BEGIN DATASET EXTRACT

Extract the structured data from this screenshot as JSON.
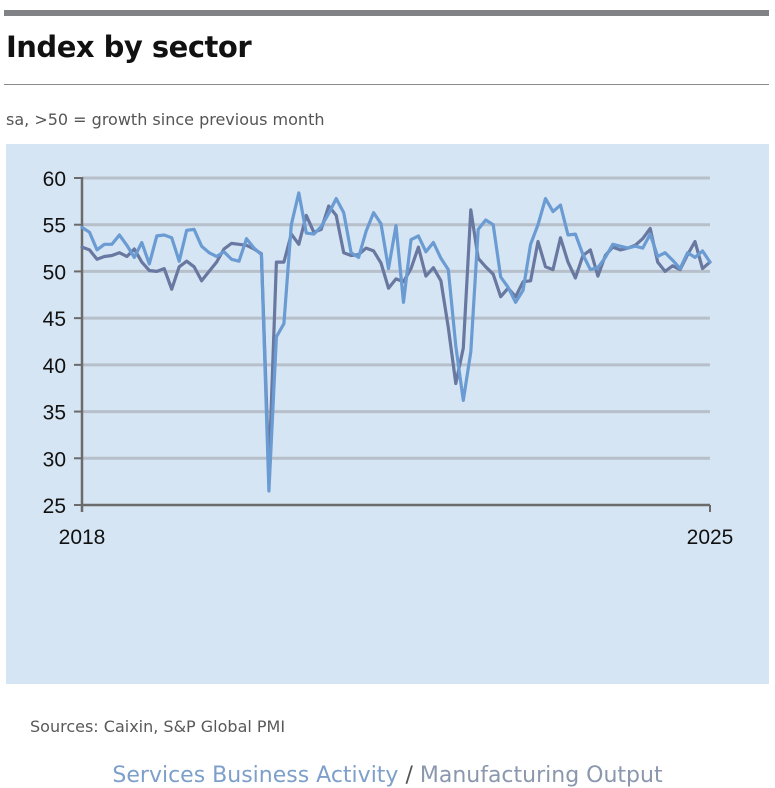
{
  "header": {
    "title": "Index by sector",
    "subtitle": "sa, >50 = growth since previous month"
  },
  "footer": {
    "sources": "Sources: Caixin, S&P Global PMI",
    "legend_separator": " / "
  },
  "colors": {
    "services": "#6a9bd2",
    "manufacturing": "#6878a0",
    "background": "#d6e5f3",
    "gridline": "#b6bfca",
    "axis": "#6b6b6b"
  },
  "chart_data": {
    "type": "line",
    "title": "Index by sector",
    "subtitle": "sa, >50 = growth since previous month",
    "xlabel": "",
    "ylabel": "",
    "ylim": [
      25,
      60
    ],
    "yticks": [
      "60",
      "55",
      "50",
      "45",
      "40",
      "35",
      "30",
      "25"
    ],
    "ytick_values": [
      60,
      55,
      50,
      45,
      40,
      35,
      30,
      25
    ],
    "xticks": [
      "2018",
      "2025"
    ],
    "x_start": "2018-01",
    "x_end": "2025-01",
    "grid": "horizontal",
    "legend": "bottom-center",
    "series": [
      {
        "name": "Services Business Activity",
        "key": "services",
        "values": [
          54.7,
          54.2,
          52.3,
          52.9,
          52.9,
          53.9,
          52.8,
          51.5,
          53.1,
          50.8,
          53.8,
          53.9,
          53.6,
          51.1,
          54.4,
          54.5,
          52.7,
          52.0,
          51.6,
          52.1,
          51.3,
          51.1,
          53.5,
          52.5,
          51.8,
          26.5,
          43.0,
          44.4,
          55.0,
          58.4,
          54.1,
          54.0,
          54.8,
          56.2,
          57.8,
          56.3,
          52.0,
          51.5,
          54.3,
          56.3,
          55.1,
          50.3,
          54.9,
          46.7,
          53.4,
          53.8,
          52.1,
          53.1,
          51.4,
          50.2,
          42.0,
          36.2,
          41.4,
          54.5,
          55.5,
          55.0,
          49.4,
          48.3,
          46.7,
          48.0,
          52.9,
          55.0,
          57.8,
          56.4,
          57.1,
          53.9,
          54.0,
          51.8,
          50.2,
          50.4,
          51.5,
          52.9,
          52.7,
          52.5,
          52.7,
          52.5,
          54.0,
          51.6,
          52.0,
          51.2,
          50.3,
          52.0,
          51.5,
          52.2,
          51.0
        ]
      },
      {
        "name": "Manufacturing Output",
        "key": "manufacturing",
        "values": [
          52.6,
          52.3,
          51.3,
          51.6,
          51.7,
          52.0,
          51.6,
          52.4,
          51.0,
          50.1,
          50.0,
          50.3,
          48.1,
          50.5,
          51.1,
          50.5,
          49.0,
          50.0,
          51.0,
          52.4,
          53.0,
          52.9,
          52.8,
          52.4,
          51.9,
          28.5,
          51.0,
          51.0,
          54.0,
          52.9,
          56.0,
          54.2,
          54.5,
          57.0,
          56.0,
          52.0,
          51.7,
          51.8,
          52.5,
          52.2,
          50.9,
          48.2,
          49.2,
          48.9,
          50.3,
          52.6,
          49.5,
          50.4,
          49.0,
          44.0,
          38.0,
          41.8,
          56.6,
          51.4,
          50.5,
          49.7,
          47.3,
          48.2,
          47.3,
          48.9,
          49.0,
          53.2,
          50.5,
          50.2,
          53.6,
          51.0,
          49.3,
          51.7,
          52.3,
          49.5,
          51.7,
          52.6,
          52.3,
          52.5,
          52.8,
          53.5,
          54.6,
          51.0,
          50.0,
          50.6,
          50.2,
          51.8,
          53.2,
          50.3,
          51.0
        ]
      }
    ]
  }
}
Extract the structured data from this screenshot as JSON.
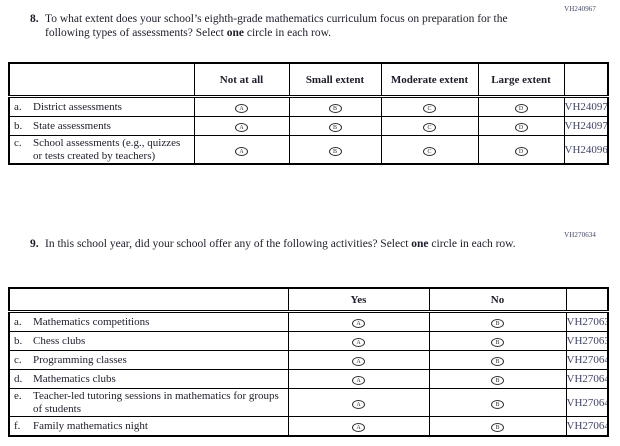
{
  "document": {
    "q8": {
      "number": "8.",
      "text": "To what extent does your school’s eighth-grade mathematics curriculum focus on preparation for the following types of assessments? Select ",
      "bold_word": "one",
      "text_after": " circle in each row.",
      "code": "VH240967"
    },
    "q9": {
      "number": "9.",
      "text": "In this school year, did your school offer any of the following activities? Select ",
      "bold_word": "one",
      "text_after": " circle in each row.",
      "code": "VH270634"
    },
    "table1": {
      "column_headers": [
        "",
        "Not at all",
        "Small extent",
        "Moderate extent",
        "Large extent",
        ""
      ],
      "option_letters": [
        "A",
        "B",
        "C",
        "D"
      ],
      "rows": [
        {
          "letter": "a.",
          "label": "District assessments",
          "code": "VH240970"
        },
        {
          "letter": "b.",
          "label": "State assessments",
          "code": "VH240971"
        },
        {
          "letter": "c.",
          "label": "School assessments (e.g., quizzes or tests created by teachers)",
          "code": "VH240969"
        }
      ]
    },
    "table2": {
      "column_headers": [
        "",
        "Yes",
        "No",
        ""
      ],
      "option_letters": [
        "A",
        "B"
      ],
      "rows": [
        {
          "letter": "a.",
          "label": "Mathematics competitions",
          "code": "VH270637"
        },
        {
          "letter": "b.",
          "label": "Chess clubs",
          "code": "VH270638"
        },
        {
          "letter": "c.",
          "label": "Programming classes",
          "code": "VH270640"
        },
        {
          "letter": "d.",
          "label": "Mathematics clubs",
          "code": "VH270641"
        },
        {
          "letter": "e.",
          "label": "Teacher-led tutoring sessions in mathematics for groups of students",
          "code": "VH270643"
        },
        {
          "letter": "f.",
          "label": "Family mathematics night",
          "code": "VH270645"
        }
      ]
    },
    "colors": {
      "text": "#1d1d2b",
      "code_text": "#3f4468",
      "table_border": "#000000"
    }
  }
}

END DATASET EXTRACT

* THE REQUEST *
Pictures are excluded; repeat every record exactly.

* TASK RESPONSE *
Extract the structured data from this screenshot as JSON.
{
  "header": {
    "title": "Index by sector",
    "subtitle": "sa, >50 = growth since previous month"
  },
  "footer": {
    "sources": "Sources: Caixin, S&P Global PMI",
    "legend_separator": " / "
  },
  "colors": {
    "services": "#6a9bd2",
    "manufacturing": "#6878a0",
    "background": "#d6e5f3",
    "gridline": "#b6bfca",
    "axis": "#6b6b6b"
  },
  "chart_data": {
    "type": "line",
    "title": "Index by sector",
    "subtitle": "sa, >50 = growth since previous month",
    "xlabel": "",
    "ylabel": "",
    "ylim": [
      25,
      60
    ],
    "yticks": [
      "60",
      "55",
      "50",
      "45",
      "40",
      "35",
      "30",
      "25"
    ],
    "ytick_values": [
      60,
      55,
      50,
      45,
      40,
      35,
      30,
      25
    ],
    "xticks": [
      "2018",
      "2025"
    ],
    "x_start": "2018-01",
    "x_end": "2025-01",
    "grid": "horizontal",
    "legend": "bottom-center",
    "series": [
      {
        "name": "Services Business Activity",
        "key": "services",
        "values": [
          54.7,
          54.2,
          52.3,
          52.9,
          52.9,
          53.9,
          52.8,
          51.5,
          53.1,
          50.8,
          53.8,
          53.9,
          53.6,
          51.1,
          54.4,
          54.5,
          52.7,
          52.0,
          51.6,
          52.1,
          51.3,
          51.1,
          53.5,
          52.5,
          51.8,
          26.5,
          43.0,
          44.4,
          55.0,
          58.4,
          54.1,
          54.0,
          54.8,
          56.2,
          57.8,
          56.3,
          52.0,
          51.5,
          54.3,
          56.3,
          55.1,
          50.3,
          54.9,
          46.7,
          53.4,
          53.8,
          52.1,
          53.1,
          51.4,
          50.2,
          42.0,
          36.2,
          41.4,
          54.5,
          55.5,
          55.0,
          49.4,
          48.3,
          46.7,
          48.0,
          52.9,
          55.0,
          57.8,
          56.4,
          57.1,
          53.9,
          54.0,
          51.8,
          50.2,
          50.4,
          51.5,
          52.9,
          52.7,
          52.5,
          52.7,
          52.5,
          54.0,
          51.6,
          52.0,
          51.2,
          50.3,
          52.0,
          51.5,
          52.2,
          51.0
        ]
      },
      {
        "name": "Manufacturing Output",
        "key": "manufacturing",
        "values": [
          52.6,
          52.3,
          51.3,
          51.6,
          51.7,
          52.0,
          51.6,
          52.4,
          51.0,
          50.1,
          50.0,
          50.3,
          48.1,
          50.5,
          51.1,
          50.5,
          49.0,
          50.0,
          51.0,
          52.4,
          53.0,
          52.9,
          52.8,
          52.4,
          51.9,
          28.5,
          51.0,
          51.0,
          54.0,
          52.9,
          56.0,
          54.2,
          54.5,
          57.0,
          56.0,
          52.0,
          51.7,
          51.8,
          52.5,
          52.2,
          50.9,
          48.2,
          49.2,
          48.9,
          50.3,
          52.6,
          49.5,
          50.4,
          49.0,
          44.0,
          38.0,
          41.8,
          56.6,
          51.4,
          50.5,
          49.7,
          47.3,
          48.2,
          47.3,
          48.9,
          49.0,
          53.2,
          50.5,
          50.2,
          53.6,
          51.0,
          49.3,
          51.7,
          52.3,
          49.5,
          51.7,
          52.6,
          52.3,
          52.5,
          52.8,
          53.5,
          54.6,
          51.0,
          50.0,
          50.6,
          50.2,
          51.8,
          53.2,
          50.3,
          51.0
        ]
      }
    ]
  }
}
Extract the structured data from this screenshot as JSON.
{
  "document": {
    "q8": {
      "number": "8.",
      "text": "To what extent does your school’s eighth-grade mathematics curriculum focus on preparation for the following types of assessments? Select ",
      "bold_word": "one",
      "text_after": " circle in each row.",
      "code": "VH240967"
    },
    "q9": {
      "number": "9.",
      "text": "In this school year, did your school offer any of the following activities? Select ",
      "bold_word": "one",
      "text_after": " circle in each row.",
      "code": "VH270634"
    },
    "table1": {
      "column_headers": [
        "",
        "Not at all",
        "Small extent",
        "Moderate extent",
        "Large extent",
        ""
      ],
      "option_letters": [
        "A",
        "B",
        "C",
        "D"
      ],
      "rows": [
        {
          "letter": "a.",
          "label": "District assessments",
          "code": "VH240970"
        },
        {
          "letter": "b.",
          "label": "State assessments",
          "code": "VH240971"
        },
        {
          "letter": "c.",
          "label": "School assessments (e.g., quizzes or tests created by teachers)",
          "code": "VH240969"
        }
      ]
    },
    "table2": {
      "column_headers": [
        "",
        "Yes",
        "No",
        ""
      ],
      "option_letters": [
        "A",
        "B"
      ],
      "rows": [
        {
          "letter": "a.",
          "label": "Mathematics competitions",
          "code": "VH270637"
        },
        {
          "letter": "b.",
          "label": "Chess clubs",
          "code": "VH270638"
        },
        {
          "letter": "c.",
          "label": "Programming classes",
          "code": "VH270640"
        },
        {
          "letter": "d.",
          "label": "Mathematics clubs",
          "code": "VH270641"
        },
        {
          "letter": "e.",
          "label": "Teacher-led tutoring sessions in mathematics for groups of students",
          "code": "VH270643"
        },
        {
          "letter": "f.",
          "label": "Family mathematics night",
          "code": "VH270645"
        }
      ]
    },
    "colors": {
      "text": "#1d1d2b",
      "code_text": "#3f4468",
      "table_border": "#000000"
    }
  }
}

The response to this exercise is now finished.